:: RECORDS FOR THIS TASK

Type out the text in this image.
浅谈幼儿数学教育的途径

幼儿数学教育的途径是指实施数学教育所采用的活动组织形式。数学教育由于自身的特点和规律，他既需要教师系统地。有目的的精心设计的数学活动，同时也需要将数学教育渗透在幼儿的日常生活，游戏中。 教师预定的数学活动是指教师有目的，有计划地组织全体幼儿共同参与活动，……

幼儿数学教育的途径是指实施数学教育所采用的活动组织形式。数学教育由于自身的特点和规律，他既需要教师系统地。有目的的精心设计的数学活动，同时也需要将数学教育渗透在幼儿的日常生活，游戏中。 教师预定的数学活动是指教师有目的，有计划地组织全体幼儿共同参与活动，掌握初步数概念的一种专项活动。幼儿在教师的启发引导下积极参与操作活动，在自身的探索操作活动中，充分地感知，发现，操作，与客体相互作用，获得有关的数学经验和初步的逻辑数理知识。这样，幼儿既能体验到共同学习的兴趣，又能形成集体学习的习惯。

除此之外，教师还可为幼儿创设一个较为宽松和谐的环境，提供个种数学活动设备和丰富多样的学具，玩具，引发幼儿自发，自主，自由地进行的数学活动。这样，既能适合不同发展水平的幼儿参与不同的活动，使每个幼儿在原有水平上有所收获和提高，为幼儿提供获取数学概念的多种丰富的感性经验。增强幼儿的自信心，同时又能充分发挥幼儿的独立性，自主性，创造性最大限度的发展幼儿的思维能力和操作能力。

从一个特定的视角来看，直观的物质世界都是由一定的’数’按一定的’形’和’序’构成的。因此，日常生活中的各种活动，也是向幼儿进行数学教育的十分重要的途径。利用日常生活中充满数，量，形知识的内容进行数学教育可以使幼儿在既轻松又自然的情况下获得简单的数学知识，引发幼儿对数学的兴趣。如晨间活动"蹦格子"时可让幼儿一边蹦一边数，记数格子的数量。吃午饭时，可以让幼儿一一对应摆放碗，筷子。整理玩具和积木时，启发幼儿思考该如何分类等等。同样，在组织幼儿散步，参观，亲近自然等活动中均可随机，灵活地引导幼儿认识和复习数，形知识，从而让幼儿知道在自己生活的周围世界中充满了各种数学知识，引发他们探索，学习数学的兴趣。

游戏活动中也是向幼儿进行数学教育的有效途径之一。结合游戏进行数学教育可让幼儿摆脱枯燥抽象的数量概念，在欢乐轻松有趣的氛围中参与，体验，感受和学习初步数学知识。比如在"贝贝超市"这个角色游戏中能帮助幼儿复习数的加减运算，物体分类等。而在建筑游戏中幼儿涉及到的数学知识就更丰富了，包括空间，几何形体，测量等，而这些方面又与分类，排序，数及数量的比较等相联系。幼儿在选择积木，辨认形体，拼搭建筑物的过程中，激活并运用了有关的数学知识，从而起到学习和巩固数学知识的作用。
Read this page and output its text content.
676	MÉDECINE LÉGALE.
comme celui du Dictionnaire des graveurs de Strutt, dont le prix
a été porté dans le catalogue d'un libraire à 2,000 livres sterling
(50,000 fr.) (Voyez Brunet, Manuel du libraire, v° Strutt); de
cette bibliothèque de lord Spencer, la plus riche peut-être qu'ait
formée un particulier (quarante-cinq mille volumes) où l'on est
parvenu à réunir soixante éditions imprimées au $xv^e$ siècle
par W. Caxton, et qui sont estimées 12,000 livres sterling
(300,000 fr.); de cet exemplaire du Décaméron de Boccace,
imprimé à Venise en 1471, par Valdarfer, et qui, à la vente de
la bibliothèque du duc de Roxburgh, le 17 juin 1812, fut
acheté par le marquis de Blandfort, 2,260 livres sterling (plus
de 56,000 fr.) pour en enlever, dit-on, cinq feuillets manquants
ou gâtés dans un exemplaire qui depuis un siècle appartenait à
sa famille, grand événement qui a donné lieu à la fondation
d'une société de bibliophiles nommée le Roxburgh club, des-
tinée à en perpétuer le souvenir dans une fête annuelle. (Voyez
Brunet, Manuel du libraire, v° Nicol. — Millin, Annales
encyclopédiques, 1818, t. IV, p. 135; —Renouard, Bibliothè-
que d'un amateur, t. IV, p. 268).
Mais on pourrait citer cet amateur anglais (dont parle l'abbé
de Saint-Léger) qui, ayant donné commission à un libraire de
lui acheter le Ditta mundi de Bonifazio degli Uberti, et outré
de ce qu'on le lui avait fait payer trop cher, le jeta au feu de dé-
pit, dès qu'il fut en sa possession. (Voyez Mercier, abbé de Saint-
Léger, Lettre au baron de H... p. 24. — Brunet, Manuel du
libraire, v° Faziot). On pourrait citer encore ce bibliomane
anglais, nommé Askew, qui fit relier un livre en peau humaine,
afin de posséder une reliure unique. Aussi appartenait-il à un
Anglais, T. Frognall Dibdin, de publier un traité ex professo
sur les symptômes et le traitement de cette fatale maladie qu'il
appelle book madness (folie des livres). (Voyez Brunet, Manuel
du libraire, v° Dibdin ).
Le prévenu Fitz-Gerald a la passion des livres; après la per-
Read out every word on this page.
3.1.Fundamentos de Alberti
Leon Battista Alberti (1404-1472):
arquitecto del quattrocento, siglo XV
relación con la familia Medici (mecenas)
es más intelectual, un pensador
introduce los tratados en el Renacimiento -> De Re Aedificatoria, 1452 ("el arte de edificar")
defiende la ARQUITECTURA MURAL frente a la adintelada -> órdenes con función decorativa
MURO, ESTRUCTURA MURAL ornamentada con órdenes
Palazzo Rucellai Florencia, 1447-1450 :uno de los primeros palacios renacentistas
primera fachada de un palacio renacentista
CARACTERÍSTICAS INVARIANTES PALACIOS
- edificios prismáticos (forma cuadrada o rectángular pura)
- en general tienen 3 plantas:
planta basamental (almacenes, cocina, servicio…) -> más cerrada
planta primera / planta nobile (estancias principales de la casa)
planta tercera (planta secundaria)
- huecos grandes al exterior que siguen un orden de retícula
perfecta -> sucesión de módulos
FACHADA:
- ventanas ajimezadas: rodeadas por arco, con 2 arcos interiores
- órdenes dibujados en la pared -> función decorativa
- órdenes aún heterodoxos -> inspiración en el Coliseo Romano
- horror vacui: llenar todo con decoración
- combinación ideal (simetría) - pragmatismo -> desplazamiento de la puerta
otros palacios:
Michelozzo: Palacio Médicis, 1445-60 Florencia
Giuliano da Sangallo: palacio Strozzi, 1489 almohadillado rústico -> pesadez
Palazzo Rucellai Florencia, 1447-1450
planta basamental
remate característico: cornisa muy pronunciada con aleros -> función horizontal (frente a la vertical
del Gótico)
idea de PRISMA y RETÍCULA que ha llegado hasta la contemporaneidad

::::

WRITTEN REQUEST — What do the records say? Quote them all exactly.

OUTPUT FOR THIS EXERCISE —
Type out the text in this image.
浅谈幼儿数学教育的途径

幼儿数学教育的途径是指实施数学教育所采用的活动组织形式。数学教育由于自身的特点和规律，他既需要教师系统地。有目的的精心设计的数学活动，同时也需要将数学教育渗透在幼儿的日常生活，游戏中。 教师预定的数学活动是指教师有目的，有计划地组织全体幼儿共同参与活动，……

幼儿数学教育的途径是指实施数学教育所采用的活动组织形式。数学教育由于自身的特点和规律，他既需要教师系统地。有目的的精心设计的数学活动，同时也需要将数学教育渗透在幼儿的日常生活，游戏中。 教师预定的数学活动是指教师有目的，有计划地组织全体幼儿共同参与活动，掌握初步数概念的一种专项活动。幼儿在教师的启发引导下积极参与操作活动，在自身的探索操作活动中，充分地感知，发现，操作，与客体相互作用，获得有关的数学经验和初步的逻辑数理知识。这样，幼儿既能体验到共同学习的兴趣，又能形成集体学习的习惯。

除此之外，教师还可为幼儿创设一个较为宽松和谐的环境，提供个种数学活动设备和丰富多样的学具，玩具，引发幼儿自发，自主，自由地进行的数学活动。这样，既能适合不同发展水平的幼儿参与不同的活动，使每个幼儿在原有水平上有所收获和提高，为幼儿提供获取数学概念的多种丰富的感性经验。增强幼儿的自信心，同时又能充分发挥幼儿的独立性，自主性，创造性最大限度的发展幼儿的思维能力和操作能力。

从一个特定的视角来看，直观的物质世界都是由一定的’数’按一定的’形’和’序’构成的。因此，日常生活中的各种活动，也是向幼儿进行数学教育的十分重要的途径。利用日常生活中充满数，量，形知识的内容进行数学教育可以使幼儿在既轻松又自然的情况下获得简单的数学知识，引发幼儿对数学的兴趣。如晨间活动"蹦格子"时可让幼儿一边蹦一边数，记数格子的数量。吃午饭时，可以让幼儿一一对应摆放碗，筷子。整理玩具和积木时，启发幼儿思考该如何分类等等。同样，在组织幼儿散步，参观，亲近自然等活动中均可随机，灵活地引导幼儿认识和复习数，形知识，从而让幼儿知道在自己生活的周围世界中充满了各种数学知识，引发他们探索，学习数学的兴趣。

游戏活动中也是向幼儿进行数学教育的有效途径之一。结合游戏进行数学教育可让幼儿摆脱枯燥抽象的数量概念，在欢乐轻松有趣的氛围中参与，体验，感受和学习初步数学知识。比如在"贝贝超市"这个角色游戏中能帮助幼儿复习数的加减运算，物体分类等。而在建筑游戏中幼儿涉及到的数学知识就更丰富了，包括空间，几何形体，测量等，而这些方面又与分类，排序，数及数量的比较等相联系。幼儿在选择积木，辨认形体，拼搭建筑物的过程中，激活并运用了有关的数学知识，从而起到学习和巩固数学知识的作用。
Read this page and output its text content.
676	MÉDECINE LÉGALE.
comme celui du Dictionnaire des graveurs de Strutt, dont le prix
a été porté dans le catalogue d'un libraire à 2,000 livres sterling
(50,000 fr.) (Voyez Brunet, Manuel du libraire, v° Strutt); de
cette bibliothèque de lord Spencer, la plus riche peut-être qu'ait
formée un particulier (quarante-cinq mille volumes) où l'on est
parvenu à réunir soixante éditions imprimées au $xv^e$ siècle
par W. Caxton, et qui sont estimées 12,000 livres sterling
(300,000 fr.); de cet exemplaire du Décaméron de Boccace,
imprimé à Venise en 1471, par Valdarfer, et qui, à la vente de
la bibliothèque du duc de Roxburgh, le 17 juin 1812, fut
acheté par le marquis de Blandfort, 2,260 livres sterling (plus
de 56,000 fr.) pour en enlever, dit-on, cinq feuillets manquants
ou gâtés dans un exemplaire qui depuis un siècle appartenait à
sa famille, grand événement qui a donné lieu à la fondation
d'une société de bibliophiles nommée le Roxburgh club, des-
tinée à en perpétuer le souvenir dans une fête annuelle. (Voyez
Brunet, Manuel du libraire, v° Nicol. — Millin, Annales
encyclopédiques, 1818, t. IV, p. 135; —Renouard, Bibliothè-
que d'un amateur, t. IV, p. 268).
Mais on pourrait citer cet amateur anglais (dont parle l'abbé
de Saint-Léger) qui, ayant donné commission à un libraire de
lui acheter le Ditta mundi de Bonifazio degli Uberti, et outré
de ce qu'on le lui avait fait payer trop cher, le jeta au feu de dé-
pit, dès qu'il fut en sa possession. (Voyez Mercier, abbé de Saint-
Léger, Lettre au baron de H... p. 24. — Brunet, Manuel du
libraire, v° Faziot). On pourrait citer encore ce bibliomane
anglais, nommé Askew, qui fit relier un livre en peau humaine,
afin de posséder une reliure unique. Aussi appartenait-il à un
Anglais, T. Frognall Dibdin, de publier un traité ex professo
sur les symptômes et le traitement de cette fatale maladie qu'il
appelle book madness (folie des livres). (Voyez Brunet, Manuel
du libraire, v° Dibdin ).
Le prévenu Fitz-Gerald a la passion des livres; après la per-
Read out every word on this page.
3.1.Fundamentos de Alberti
Leon Battista Alberti (1404-1472):
arquitecto del quattrocento, siglo XV
relación con la familia Medici (mecenas)
es más intelectual, un pensador
introduce los tratados en el Renacimiento -> De Re Aedificatoria, 1452 ("el arte de edificar")
defiende la ARQUITECTURA MURAL frente a la adintelada -> órdenes con función decorativa
MURO, ESTRUCTURA MURAL ornamentada con órdenes
Palazzo Rucellai Florencia, 1447-1450 :uno de los primeros palacios renacentistas
primera fachada de un palacio renacentista
CARACTERÍSTICAS INVARIANTES PALACIOS
- edificios prismáticos (forma cuadrada o rectángular pura)
- en general tienen 3 plantas:
planta basamental (almacenes, cocina, servicio…) -> más cerrada
planta primera / planta nobile (estancias principales de la casa)
planta tercera (planta secundaria)
- huecos grandes al exterior que siguen un orden de retícula
perfecta -> sucesión de módulos
FACHADA:
- ventanas ajimezadas: rodeadas por arco, con 2 arcos interiores
- órdenes dibujados en la pared -> función decorativa
- órdenes aún heterodoxos -> inspiración en el Coliseo Romano
- horror vacui: llenar todo con decoración
- combinación ideal (simetría) - pragmatismo -> desplazamiento de la puerta
otros palacios:
Michelozzo: Palacio Médicis, 1445-60 Florencia
Giuliano da Sangallo: palacio Strozzi, 1489 almohadillado rústico -> pesadez
Palazzo Rucellai Florencia, 1447-1450
planta basamental
remate característico: cornisa muy pronunciada con aleros -> función horizontal (frente a la vertical
del Gótico)
idea de PRISMA y RETÍCULA que ha llegado hasta la contemporaneidad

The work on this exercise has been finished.